Challenge: Repeat the listing below in full, exactly as it stands.

Collected data
┌──
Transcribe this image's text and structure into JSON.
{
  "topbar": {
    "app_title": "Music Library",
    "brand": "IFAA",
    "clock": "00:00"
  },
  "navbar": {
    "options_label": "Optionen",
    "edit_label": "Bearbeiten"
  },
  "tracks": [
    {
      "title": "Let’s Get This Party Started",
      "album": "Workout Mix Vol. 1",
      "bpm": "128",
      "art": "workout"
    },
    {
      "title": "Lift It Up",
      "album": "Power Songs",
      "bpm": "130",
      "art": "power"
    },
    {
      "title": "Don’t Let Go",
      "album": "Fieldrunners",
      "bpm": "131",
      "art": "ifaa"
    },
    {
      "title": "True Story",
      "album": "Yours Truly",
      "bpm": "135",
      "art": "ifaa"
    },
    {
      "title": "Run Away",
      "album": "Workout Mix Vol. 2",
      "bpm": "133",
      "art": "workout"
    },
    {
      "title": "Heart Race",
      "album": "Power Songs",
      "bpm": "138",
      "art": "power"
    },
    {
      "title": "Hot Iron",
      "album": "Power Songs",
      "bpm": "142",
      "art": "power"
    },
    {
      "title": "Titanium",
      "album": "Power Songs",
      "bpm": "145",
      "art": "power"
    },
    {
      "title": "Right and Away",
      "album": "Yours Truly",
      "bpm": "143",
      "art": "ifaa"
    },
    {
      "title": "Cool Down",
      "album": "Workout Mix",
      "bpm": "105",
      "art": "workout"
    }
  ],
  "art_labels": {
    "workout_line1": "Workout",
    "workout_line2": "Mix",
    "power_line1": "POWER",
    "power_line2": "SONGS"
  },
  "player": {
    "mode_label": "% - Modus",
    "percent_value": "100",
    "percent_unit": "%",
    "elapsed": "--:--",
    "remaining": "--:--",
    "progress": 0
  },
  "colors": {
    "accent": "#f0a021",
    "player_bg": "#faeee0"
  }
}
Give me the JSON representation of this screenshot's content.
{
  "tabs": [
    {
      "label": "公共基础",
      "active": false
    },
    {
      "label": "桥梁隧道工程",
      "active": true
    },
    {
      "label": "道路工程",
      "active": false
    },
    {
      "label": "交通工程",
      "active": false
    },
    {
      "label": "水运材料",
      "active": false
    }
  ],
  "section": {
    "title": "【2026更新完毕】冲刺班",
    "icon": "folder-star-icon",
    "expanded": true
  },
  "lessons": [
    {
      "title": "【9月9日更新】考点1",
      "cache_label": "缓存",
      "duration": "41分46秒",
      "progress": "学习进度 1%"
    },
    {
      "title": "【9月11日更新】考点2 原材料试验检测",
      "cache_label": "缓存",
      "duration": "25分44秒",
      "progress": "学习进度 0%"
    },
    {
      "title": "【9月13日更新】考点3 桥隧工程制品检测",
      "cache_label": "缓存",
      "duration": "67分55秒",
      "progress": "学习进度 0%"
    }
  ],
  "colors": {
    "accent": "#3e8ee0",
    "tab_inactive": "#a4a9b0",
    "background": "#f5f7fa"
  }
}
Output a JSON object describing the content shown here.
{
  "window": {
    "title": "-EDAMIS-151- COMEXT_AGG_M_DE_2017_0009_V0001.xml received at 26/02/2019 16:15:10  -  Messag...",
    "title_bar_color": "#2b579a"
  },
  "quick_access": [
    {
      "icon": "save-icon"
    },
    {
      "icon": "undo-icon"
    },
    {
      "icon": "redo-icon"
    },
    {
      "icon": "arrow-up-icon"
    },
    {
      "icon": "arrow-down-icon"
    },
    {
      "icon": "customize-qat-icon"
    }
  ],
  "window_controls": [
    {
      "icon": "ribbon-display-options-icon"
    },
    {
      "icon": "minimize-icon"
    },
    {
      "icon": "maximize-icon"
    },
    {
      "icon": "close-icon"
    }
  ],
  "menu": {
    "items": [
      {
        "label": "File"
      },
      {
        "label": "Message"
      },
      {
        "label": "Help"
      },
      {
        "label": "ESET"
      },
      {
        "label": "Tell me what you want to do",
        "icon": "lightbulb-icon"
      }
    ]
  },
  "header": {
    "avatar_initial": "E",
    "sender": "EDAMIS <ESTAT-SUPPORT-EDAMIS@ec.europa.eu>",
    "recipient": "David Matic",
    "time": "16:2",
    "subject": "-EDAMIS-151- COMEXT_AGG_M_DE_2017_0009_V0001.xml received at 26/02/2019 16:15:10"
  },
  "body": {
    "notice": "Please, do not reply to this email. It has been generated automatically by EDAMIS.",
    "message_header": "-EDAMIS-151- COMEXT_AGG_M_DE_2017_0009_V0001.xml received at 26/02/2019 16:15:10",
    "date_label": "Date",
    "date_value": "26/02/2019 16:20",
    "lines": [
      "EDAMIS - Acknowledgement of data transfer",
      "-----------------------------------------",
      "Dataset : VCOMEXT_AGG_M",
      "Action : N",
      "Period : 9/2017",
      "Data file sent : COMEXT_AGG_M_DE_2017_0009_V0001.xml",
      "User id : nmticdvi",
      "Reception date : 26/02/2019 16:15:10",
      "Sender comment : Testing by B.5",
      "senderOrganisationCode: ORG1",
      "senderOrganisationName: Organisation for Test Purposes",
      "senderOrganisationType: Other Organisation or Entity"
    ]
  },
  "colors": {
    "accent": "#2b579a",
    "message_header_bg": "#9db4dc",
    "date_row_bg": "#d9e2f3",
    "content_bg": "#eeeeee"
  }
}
└──
Output:
Transcribe this image's text and structure into JSON.
{
  "topbar": {
    "app_title": "Music Library",
    "brand": "IFAA",
    "clock": "00:00"
  },
  "navbar": {
    "options_label": "Optionen",
    "edit_label": "Bearbeiten"
  },
  "tracks": [
    {
      "title": "Let’s Get This Party Started",
      "album": "Workout Mix Vol. 1",
      "bpm": "128",
      "art": "workout"
    },
    {
      "title": "Lift It Up",
      "album": "Power Songs",
      "bpm": "130",
      "art": "power"
    },
    {
      "title": "Don’t Let Go",
      "album": "Fieldrunners",
      "bpm": "131",
      "art": "ifaa"
    },
    {
      "title": "True Story",
      "album": "Yours Truly",
      "bpm": "135",
      "art": "ifaa"
    },
    {
      "title": "Run Away",
      "album": "Workout Mix Vol. 2",
      "bpm": "133",
      "art": "workout"
    },
    {
      "title": "Heart Race",
      "album": "Power Songs",
      "bpm": "138",
      "art": "power"
    },
    {
      "title": "Hot Iron",
      "album": "Power Songs",
      "bpm": "142",
      "art": "power"
    },
    {
      "title": "Titanium",
      "album": "Power Songs",
      "bpm": "145",
      "art": "power"
    },
    {
      "title": "Right and Away",
      "album": "Yours Truly",
      "bpm": "143",
      "art": "ifaa"
    },
    {
      "title": "Cool Down",
      "album": "Workout Mix",
      "bpm": "105",
      "art": "workout"
    }
  ],
  "art_labels": {
    "workout_line1": "Workout",
    "workout_line2": "Mix",
    "power_line1": "POWER",
    "power_line2": "SONGS"
  },
  "player": {
    "mode_label": "% - Modus",
    "percent_value": "100",
    "percent_unit": "%",
    "elapsed": "--:--",
    "remaining": "--:--",
    "progress": 0
  },
  "colors": {
    "accent": "#f0a021",
    "player_bg": "#faeee0"
  }
}
Give me the JSON representation of this screenshot's content.
{
  "tabs": [
    {
      "label": "公共基础",
      "active": false
    },
    {
      "label": "桥梁隧道工程",
      "active": true
    },
    {
      "label": "道路工程",
      "active": false
    },
    {
      "label": "交通工程",
      "active": false
    },
    {
      "label": "水运材料",
      "active": false
    }
  ],
  "section": {
    "title": "【2026更新完毕】冲刺班",
    "icon": "folder-star-icon",
    "expanded": true
  },
  "lessons": [
    {
      "title": "【9月9日更新】考点1",
      "cache_label": "缓存",
      "duration": "41分46秒",
      "progress": "学习进度 1%"
    },
    {
      "title": "【9月11日更新】考点2 原材料试验检测",
      "cache_label": "缓存",
      "duration": "25分44秒",
      "progress": "学习进度 0%"
    },
    {
      "title": "【9月13日更新】考点3 桥隧工程制品检测",
      "cache_label": "缓存",
      "duration": "67分55秒",
      "progress": "学习进度 0%"
    }
  ],
  "colors": {
    "accent": "#3e8ee0",
    "tab_inactive": "#a4a9b0",
    "background": "#f5f7fa"
  }
}
Output a JSON object describing the content shown here.
{
  "window": {
    "title": "-EDAMIS-151- COMEXT_AGG_M_DE_2017_0009_V0001.xml received at 26/02/2019 16:15:10  -  Messag...",
    "title_bar_color": "#2b579a"
  },
  "quick_access": [
    {
      "icon": "save-icon"
    },
    {
      "icon": "undo-icon"
    },
    {
      "icon": "redo-icon"
    },
    {
      "icon": "arrow-up-icon"
    },
    {
      "icon": "arrow-down-icon"
    },
    {
      "icon": "customize-qat-icon"
    }
  ],
  "window_controls": [
    {
      "icon": "ribbon-display-options-icon"
    },
    {
      "icon": "minimize-icon"
    },
    {
      "icon": "maximize-icon"
    },
    {
      "icon": "close-icon"
    }
  ],
  "menu": {
    "items": [
      {
        "label": "File"
      },
      {
        "label": "Message"
      },
      {
        "label": "Help"
      },
      {
        "label": "ESET"
      },
      {
        "label": "Tell me what you want to do",
        "icon": "lightbulb-icon"
      }
    ]
  },
  "header": {
    "avatar_initial": "E",
    "sender": "EDAMIS <ESTAT-SUPPORT-EDAMIS@ec.europa.eu>",
    "recipient": "David Matic",
    "time": "16:2",
    "subject": "-EDAMIS-151- COMEXT_AGG_M_DE_2017_0009_V0001.xml received at 26/02/2019 16:15:10"
  },
  "body": {
    "notice": "Please, do not reply to this email. It has been generated automatically by EDAMIS.",
    "message_header": "-EDAMIS-151- COMEXT_AGG_M_DE_2017_0009_V0001.xml received at 26/02/2019 16:15:10",
    "date_label": "Date",
    "date_value": "26/02/2019 16:20",
    "lines": [
      "EDAMIS - Acknowledgement of data transfer",
      "-----------------------------------------",
      "Dataset : VCOMEXT_AGG_M",
      "Action : N",
      "Period : 9/2017",
      "Data file sent : COMEXT_AGG_M_DE_2017_0009_V0001.xml",
      "User id : nmticdvi",
      "Reception date : 26/02/2019 16:15:10",
      "Sender comment : Testing by B.5",
      "senderOrganisationCode: ORG1",
      "senderOrganisationName: Organisation for Test Purposes",
      "senderOrganisationType: Other Organisation or Entity"
    ]
  },
  "colors": {
    "accent": "#2b579a",
    "message_header_bg": "#9db4dc",
    "date_row_bg": "#d9e2f3",
    "content_bg": "#eeeeee"
  }
}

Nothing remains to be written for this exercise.